* _Data provided_:
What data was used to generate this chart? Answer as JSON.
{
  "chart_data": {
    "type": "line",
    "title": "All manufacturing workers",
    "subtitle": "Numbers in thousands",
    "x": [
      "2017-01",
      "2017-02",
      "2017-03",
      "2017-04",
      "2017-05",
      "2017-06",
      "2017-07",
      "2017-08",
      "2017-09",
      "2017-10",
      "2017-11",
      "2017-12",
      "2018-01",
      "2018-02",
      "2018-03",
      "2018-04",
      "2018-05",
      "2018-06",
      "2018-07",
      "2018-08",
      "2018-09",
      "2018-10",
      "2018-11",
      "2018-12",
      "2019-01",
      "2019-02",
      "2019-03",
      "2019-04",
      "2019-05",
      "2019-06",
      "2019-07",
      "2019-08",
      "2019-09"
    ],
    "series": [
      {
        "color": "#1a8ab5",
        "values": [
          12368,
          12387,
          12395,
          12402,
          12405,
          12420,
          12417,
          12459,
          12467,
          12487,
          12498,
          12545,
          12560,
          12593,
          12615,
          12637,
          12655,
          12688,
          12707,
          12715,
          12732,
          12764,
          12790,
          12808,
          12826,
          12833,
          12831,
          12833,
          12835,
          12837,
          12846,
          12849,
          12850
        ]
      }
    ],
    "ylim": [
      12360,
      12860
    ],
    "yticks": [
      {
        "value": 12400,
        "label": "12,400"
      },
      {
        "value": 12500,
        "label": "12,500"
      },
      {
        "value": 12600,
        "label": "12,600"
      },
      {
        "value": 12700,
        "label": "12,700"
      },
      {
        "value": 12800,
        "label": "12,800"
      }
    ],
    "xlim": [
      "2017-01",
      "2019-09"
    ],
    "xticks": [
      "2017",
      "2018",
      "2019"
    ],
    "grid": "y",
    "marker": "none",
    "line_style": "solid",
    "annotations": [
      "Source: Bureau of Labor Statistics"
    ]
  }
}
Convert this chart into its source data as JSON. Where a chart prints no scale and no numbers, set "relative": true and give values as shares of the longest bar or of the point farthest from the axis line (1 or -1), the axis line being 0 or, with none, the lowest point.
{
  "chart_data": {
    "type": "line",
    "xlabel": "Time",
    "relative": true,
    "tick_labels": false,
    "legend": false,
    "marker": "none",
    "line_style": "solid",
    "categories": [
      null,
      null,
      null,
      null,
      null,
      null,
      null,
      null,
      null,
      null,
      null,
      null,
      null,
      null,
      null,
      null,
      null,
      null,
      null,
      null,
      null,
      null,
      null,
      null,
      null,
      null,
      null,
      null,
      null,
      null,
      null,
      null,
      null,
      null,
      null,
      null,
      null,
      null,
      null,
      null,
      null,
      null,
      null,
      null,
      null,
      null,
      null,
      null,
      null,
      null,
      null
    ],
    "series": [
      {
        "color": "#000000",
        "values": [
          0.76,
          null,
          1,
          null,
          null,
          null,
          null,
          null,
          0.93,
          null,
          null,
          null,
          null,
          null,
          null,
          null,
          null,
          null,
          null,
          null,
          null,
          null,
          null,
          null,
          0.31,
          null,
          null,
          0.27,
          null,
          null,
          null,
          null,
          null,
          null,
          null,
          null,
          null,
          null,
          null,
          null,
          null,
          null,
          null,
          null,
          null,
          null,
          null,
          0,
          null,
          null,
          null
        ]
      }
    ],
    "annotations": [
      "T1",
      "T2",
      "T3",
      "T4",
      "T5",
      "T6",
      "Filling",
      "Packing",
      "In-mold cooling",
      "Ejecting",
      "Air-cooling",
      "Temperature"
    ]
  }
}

* _Your objective_: Report only the count of lines that include the string "true".

* _Complete output_: 2